* TASK TO COMPLETE:
Set down every entry below word for word, changing nothing.

Dataset excerpt:
· · · · ·
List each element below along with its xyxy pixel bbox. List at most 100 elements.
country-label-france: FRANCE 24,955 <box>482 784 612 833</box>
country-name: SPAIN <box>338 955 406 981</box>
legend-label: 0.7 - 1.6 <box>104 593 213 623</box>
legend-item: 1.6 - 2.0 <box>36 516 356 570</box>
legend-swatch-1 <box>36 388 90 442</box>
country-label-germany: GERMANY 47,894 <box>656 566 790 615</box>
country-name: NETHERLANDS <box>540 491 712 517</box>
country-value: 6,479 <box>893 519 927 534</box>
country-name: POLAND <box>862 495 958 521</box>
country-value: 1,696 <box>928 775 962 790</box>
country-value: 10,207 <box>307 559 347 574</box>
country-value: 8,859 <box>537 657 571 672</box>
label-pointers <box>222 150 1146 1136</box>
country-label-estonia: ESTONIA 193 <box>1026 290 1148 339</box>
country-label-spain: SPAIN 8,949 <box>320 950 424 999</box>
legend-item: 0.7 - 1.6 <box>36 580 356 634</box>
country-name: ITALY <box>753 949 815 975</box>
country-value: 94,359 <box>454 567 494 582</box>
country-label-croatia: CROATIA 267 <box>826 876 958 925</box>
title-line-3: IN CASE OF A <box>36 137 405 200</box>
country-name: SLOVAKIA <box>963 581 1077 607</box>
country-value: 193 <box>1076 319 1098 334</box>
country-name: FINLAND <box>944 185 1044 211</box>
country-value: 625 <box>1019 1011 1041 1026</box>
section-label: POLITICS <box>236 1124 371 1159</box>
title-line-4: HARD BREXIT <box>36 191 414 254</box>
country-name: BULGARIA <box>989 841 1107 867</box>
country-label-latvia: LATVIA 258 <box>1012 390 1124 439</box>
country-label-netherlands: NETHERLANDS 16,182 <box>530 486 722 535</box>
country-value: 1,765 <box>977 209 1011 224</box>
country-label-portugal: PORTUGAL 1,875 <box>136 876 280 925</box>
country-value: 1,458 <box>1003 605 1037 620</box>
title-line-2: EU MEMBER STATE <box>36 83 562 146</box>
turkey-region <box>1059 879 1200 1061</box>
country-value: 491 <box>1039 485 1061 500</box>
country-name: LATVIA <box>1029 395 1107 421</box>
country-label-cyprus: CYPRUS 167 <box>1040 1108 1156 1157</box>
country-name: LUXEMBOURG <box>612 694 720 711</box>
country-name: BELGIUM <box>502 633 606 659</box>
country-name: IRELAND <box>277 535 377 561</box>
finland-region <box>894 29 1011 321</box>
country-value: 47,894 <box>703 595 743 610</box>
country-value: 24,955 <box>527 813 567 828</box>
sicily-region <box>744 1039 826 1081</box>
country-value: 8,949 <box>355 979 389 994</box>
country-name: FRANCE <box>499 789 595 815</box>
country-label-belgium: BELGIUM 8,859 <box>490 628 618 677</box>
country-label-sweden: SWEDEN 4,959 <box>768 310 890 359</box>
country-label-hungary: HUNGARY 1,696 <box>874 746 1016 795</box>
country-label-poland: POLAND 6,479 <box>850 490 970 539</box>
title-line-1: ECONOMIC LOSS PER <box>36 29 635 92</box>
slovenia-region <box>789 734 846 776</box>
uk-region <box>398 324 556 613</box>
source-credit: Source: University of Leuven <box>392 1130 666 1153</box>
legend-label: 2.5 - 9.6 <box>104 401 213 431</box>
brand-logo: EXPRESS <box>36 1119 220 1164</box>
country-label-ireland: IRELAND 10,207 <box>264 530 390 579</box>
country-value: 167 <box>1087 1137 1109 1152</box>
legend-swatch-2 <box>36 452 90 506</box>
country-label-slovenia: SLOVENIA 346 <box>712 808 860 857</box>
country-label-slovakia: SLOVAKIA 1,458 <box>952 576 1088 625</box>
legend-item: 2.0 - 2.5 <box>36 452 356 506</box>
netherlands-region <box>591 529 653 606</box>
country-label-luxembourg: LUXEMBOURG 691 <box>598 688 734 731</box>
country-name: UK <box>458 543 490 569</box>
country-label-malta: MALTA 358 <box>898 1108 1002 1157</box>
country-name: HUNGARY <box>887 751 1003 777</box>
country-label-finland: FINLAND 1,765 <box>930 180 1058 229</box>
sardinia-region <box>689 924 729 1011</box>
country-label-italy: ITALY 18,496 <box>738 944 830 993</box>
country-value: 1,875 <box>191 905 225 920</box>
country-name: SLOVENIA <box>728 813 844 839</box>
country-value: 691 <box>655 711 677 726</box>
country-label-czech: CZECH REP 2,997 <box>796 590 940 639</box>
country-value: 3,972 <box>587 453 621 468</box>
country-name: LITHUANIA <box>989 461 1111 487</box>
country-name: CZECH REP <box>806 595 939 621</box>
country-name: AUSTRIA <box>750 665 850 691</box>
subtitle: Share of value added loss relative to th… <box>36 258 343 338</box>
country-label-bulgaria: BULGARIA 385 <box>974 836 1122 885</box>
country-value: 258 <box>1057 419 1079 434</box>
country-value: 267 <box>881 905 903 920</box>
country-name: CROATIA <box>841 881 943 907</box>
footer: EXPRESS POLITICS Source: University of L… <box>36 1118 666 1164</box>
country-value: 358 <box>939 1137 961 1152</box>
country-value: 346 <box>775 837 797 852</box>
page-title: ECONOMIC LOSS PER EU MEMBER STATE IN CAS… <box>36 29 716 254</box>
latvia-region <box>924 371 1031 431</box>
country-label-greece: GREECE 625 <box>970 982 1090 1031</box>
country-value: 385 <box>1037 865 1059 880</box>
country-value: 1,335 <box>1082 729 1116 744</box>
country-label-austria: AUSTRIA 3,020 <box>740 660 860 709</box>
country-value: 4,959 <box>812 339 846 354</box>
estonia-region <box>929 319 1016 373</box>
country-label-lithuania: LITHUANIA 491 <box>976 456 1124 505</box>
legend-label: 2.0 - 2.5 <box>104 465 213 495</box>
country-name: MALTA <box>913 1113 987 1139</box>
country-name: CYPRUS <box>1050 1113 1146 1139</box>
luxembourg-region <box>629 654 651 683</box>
· · · · ·
* OUTPUT BELOW:
List each element below along with its xyxy pixel bbox. List at most 100 elements.
country-label-france: FRANCE 24,955 <box>482 784 612 833</box>
country-name: SPAIN <box>338 955 406 981</box>
legend-label: 0.7 - 1.6 <box>104 593 213 623</box>
legend-item: 1.6 - 2.0 <box>36 516 356 570</box>
legend-swatch-1 <box>36 388 90 442</box>
country-label-germany: GERMANY 47,894 <box>656 566 790 615</box>
country-name: NETHERLANDS <box>540 491 712 517</box>
country-value: 6,479 <box>893 519 927 534</box>
country-name: POLAND <box>862 495 958 521</box>
country-value: 1,696 <box>928 775 962 790</box>
country-value: 10,207 <box>307 559 347 574</box>
country-value: 8,859 <box>537 657 571 672</box>
label-pointers <box>222 150 1146 1136</box>
country-label-estonia: ESTONIA 193 <box>1026 290 1148 339</box>
country-label-spain: SPAIN 8,949 <box>320 950 424 999</box>
legend-item: 0.7 - 1.6 <box>36 580 356 634</box>
country-name: ITALY <box>753 949 815 975</box>
country-value: 94,359 <box>454 567 494 582</box>
country-label-croatia: CROATIA 267 <box>826 876 958 925</box>
title-line-3: IN CASE OF A <box>36 137 405 200</box>
country-name: SLOVAKIA <box>963 581 1077 607</box>
country-value: 193 <box>1076 319 1098 334</box>
country-name: FINLAND <box>944 185 1044 211</box>
country-value: 625 <box>1019 1011 1041 1026</box>
section-label: POLITICS <box>236 1124 371 1159</box>
title-line-4: HARD BREXIT <box>36 191 414 254</box>
country-name: BULGARIA <box>989 841 1107 867</box>
country-label-latvia: LATVIA 258 <box>1012 390 1124 439</box>
country-label-netherlands: NETHERLANDS 16,182 <box>530 486 722 535</box>
country-value: 1,765 <box>977 209 1011 224</box>
country-label-portugal: PORTUGAL 1,875 <box>136 876 280 925</box>
country-value: 1,458 <box>1003 605 1037 620</box>
title-line-2: EU MEMBER STATE <box>36 83 562 146</box>
turkey-region <box>1059 879 1200 1061</box>
country-value: 491 <box>1039 485 1061 500</box>
country-name: LATVIA <box>1029 395 1107 421</box>
country-label-cyprus: CYPRUS 167 <box>1040 1108 1156 1157</box>
country-name: LUXEMBOURG <box>612 694 720 711</box>
country-name: BELGIUM <box>502 633 606 659</box>
country-name: IRELAND <box>277 535 377 561</box>
finland-region <box>894 29 1011 321</box>
country-value: 47,894 <box>703 595 743 610</box>
country-value: 24,955 <box>527 813 567 828</box>
sicily-region <box>744 1039 826 1081</box>
country-value: 8,949 <box>355 979 389 994</box>
country-name: FRANCE <box>499 789 595 815</box>
country-label-belgium: BELGIUM 8,859 <box>490 628 618 677</box>
country-label-sweden: SWEDEN 4,959 <box>768 310 890 359</box>
country-label-hungary: HUNGARY 1,696 <box>874 746 1016 795</box>
country-label-poland: POLAND 6,479 <box>850 490 970 539</box>
title-line-1: ECONOMIC LOSS PER <box>36 29 635 92</box>
slovenia-region <box>789 734 846 776</box>
uk-region <box>398 324 556 613</box>
source-credit: Source: University of Leuven <box>392 1130 666 1153</box>
legend-label: 2.5 - 9.6 <box>104 401 213 431</box>
brand-logo: EXPRESS <box>36 1119 220 1164</box>
country-label-ireland: IRELAND 10,207 <box>264 530 390 579</box>
country-value: 167 <box>1087 1137 1109 1152</box>
legend-swatch-2 <box>36 452 90 506</box>
country-label-slovenia: SLOVENIA 346 <box>712 808 860 857</box>
country-label-slovakia: SLOVAKIA 1,458 <box>952 576 1088 625</box>
legend-item: 2.0 - 2.5 <box>36 452 356 506</box>
netherlands-region <box>591 529 653 606</box>
country-label-luxembourg: LUXEMBOURG 691 <box>598 688 734 731</box>
country-name: UK <box>458 543 490 569</box>
country-label-malta: MALTA 358 <box>898 1108 1002 1157</box>
country-name: HUNGARY <box>887 751 1003 777</box>
country-label-finland: FINLAND 1,765 <box>930 180 1058 229</box>
sardinia-region <box>689 924 729 1011</box>
country-label-italy: ITALY 18,496 <box>738 944 830 993</box>
country-value: 1,875 <box>191 905 225 920</box>
country-name: SLOVENIA <box>728 813 844 839</box>
country-value: 691 <box>655 711 677 726</box>
country-label-czech: CZECH REP 2,997 <box>796 590 940 639</box>
country-value: 3,972 <box>587 453 621 468</box>
country-name: LITHUANIA <box>989 461 1111 487</box>
country-name: CZECH REP <box>806 595 939 621</box>
country-name: AUSTRIA <box>750 665 850 691</box>
subtitle: Share of value added loss relative to th… <box>36 258 343 338</box>
country-label-bulgaria: BULGARIA 385 <box>974 836 1122 885</box>
country-value: 258 <box>1057 419 1079 434</box>
country-value: 267 <box>881 905 903 920</box>
country-name: CROATIA <box>841 881 943 907</box>
footer: EXPRESS POLITICS Source: University of L… <box>36 1118 666 1164</box>
country-value: 358 <box>939 1137 961 1152</box>
country-value: 346 <box>775 837 797 852</box>
page-title: ECONOMIC LOSS PER EU MEMBER STATE IN CAS… <box>36 29 716 254</box>
latvia-region <box>924 371 1031 431</box>
country-label-greece: GREECE 625 <box>970 982 1090 1031</box>
country-value: 385 <box>1037 865 1059 880</box>
country-value: 1,335 <box>1082 729 1116 744</box>
country-label-austria: AUSTRIA 3,020 <box>740 660 860 709</box>
country-value: 4,959 <box>812 339 846 354</box>
estonia-region <box>929 319 1016 373</box>
country-label-lithuania: LITHUANIA 491 <box>976 456 1124 505</box>
legend-label: 2.0 - 2.5 <box>104 465 213 495</box>
country-name: MALTA <box>913 1113 987 1139</box>
country-name: CYPRUS <box>1050 1113 1146 1139</box>
luxembourg-region <box>629 654 651 683</box>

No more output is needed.